- _Exercise aim_:
Check each line of the data below for the word "对焊接金属表面要求低", then extract the ones that have it.

(Saved entries)
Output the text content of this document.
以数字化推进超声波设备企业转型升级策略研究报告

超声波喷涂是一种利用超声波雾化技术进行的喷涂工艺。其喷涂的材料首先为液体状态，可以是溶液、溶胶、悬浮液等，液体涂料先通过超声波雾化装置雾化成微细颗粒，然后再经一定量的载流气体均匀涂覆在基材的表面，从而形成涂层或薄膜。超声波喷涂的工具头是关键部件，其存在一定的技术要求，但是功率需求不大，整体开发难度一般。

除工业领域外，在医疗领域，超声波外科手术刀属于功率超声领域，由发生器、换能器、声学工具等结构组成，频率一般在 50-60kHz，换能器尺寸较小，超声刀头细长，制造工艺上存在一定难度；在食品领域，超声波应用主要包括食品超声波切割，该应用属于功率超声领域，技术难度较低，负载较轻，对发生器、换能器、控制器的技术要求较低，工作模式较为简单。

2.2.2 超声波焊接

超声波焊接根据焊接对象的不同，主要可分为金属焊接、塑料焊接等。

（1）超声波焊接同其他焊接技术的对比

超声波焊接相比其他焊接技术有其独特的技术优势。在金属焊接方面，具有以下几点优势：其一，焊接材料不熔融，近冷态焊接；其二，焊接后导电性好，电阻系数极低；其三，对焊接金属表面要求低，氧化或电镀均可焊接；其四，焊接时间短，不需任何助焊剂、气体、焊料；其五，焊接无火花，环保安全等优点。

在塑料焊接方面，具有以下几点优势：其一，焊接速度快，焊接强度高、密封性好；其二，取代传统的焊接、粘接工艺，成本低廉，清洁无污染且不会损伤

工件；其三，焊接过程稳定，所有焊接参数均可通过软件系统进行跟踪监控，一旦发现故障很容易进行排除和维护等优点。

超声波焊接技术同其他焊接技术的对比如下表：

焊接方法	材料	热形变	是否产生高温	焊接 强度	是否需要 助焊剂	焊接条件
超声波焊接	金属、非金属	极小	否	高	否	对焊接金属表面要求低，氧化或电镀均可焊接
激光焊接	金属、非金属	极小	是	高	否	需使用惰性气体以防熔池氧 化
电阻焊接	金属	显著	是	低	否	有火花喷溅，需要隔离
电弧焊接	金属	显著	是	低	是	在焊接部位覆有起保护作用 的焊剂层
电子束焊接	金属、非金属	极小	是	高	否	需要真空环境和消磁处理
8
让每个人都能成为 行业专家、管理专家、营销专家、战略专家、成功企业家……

- _Reply to the task_:
超声波焊接相比其他焊接技术有其独特的技术优势。在金属焊接方面，具有以下几点优势：其一，焊接材料不熔融，近冷态焊接；其二，焊接后导电性好，电阻系数极低；其三，对焊接金属表面要求低，氧化或电镀均可焊接；其四，焊接时间短，不需任何助焊剂、气体、焊料；其五，焊接无火花，环保安全等优点。
超声波焊接	金属、非金属	极小	否	高	否	对焊接金属表面要求低，氧化或电镀均可焊接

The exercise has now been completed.